:: Extracted data ::

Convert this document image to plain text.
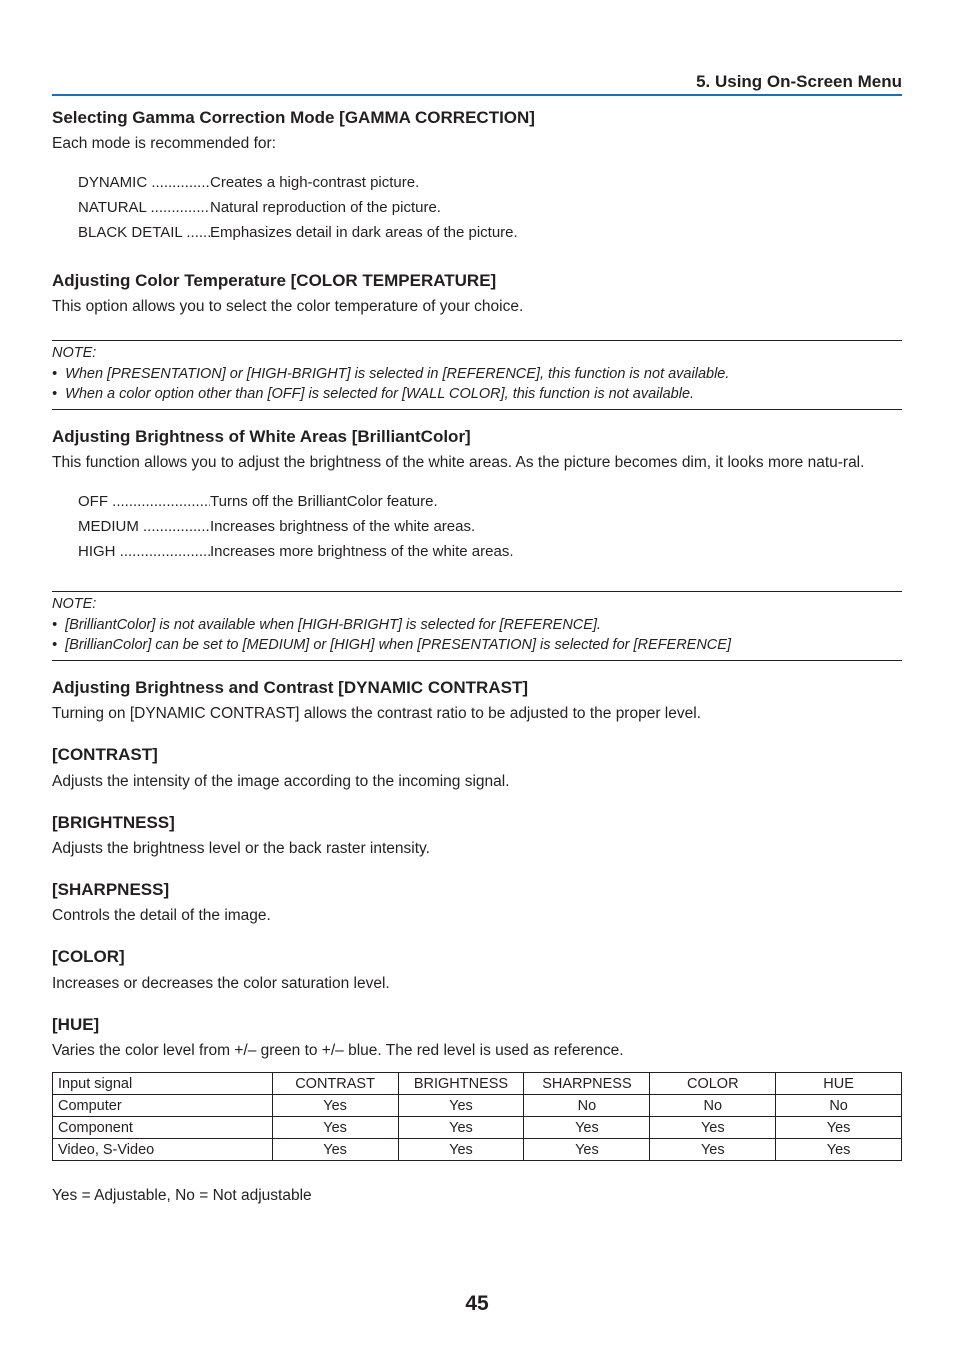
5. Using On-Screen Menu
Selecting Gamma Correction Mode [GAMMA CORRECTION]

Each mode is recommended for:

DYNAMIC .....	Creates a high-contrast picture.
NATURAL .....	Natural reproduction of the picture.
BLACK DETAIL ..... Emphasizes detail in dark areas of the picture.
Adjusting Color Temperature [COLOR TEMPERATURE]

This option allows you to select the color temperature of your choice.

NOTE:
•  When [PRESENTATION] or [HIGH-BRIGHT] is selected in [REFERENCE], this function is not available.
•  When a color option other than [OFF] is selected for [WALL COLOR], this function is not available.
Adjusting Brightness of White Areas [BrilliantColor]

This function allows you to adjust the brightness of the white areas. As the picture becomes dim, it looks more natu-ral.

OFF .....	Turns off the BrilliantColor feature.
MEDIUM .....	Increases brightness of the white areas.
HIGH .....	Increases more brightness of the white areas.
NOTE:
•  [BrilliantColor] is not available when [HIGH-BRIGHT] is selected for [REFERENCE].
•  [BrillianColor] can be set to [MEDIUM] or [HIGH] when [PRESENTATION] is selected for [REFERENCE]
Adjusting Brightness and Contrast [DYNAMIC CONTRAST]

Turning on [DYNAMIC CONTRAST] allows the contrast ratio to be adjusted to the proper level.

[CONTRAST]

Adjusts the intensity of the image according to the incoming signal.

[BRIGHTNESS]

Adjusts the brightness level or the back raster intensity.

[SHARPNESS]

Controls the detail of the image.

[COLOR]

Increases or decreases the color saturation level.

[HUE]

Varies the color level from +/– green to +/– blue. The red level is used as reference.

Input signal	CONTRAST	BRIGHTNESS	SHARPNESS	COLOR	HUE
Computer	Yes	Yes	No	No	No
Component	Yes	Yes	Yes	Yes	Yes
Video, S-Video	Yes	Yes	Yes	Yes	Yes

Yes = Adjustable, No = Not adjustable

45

:::

Exercise instructions - From the entries above, collect every line with the string "option" in it.

Exercise answer -
This option allows you to select the color temperature of your choice.
•  When a color option other than [OFF] is selected for [WALL COLOR], this function is not available.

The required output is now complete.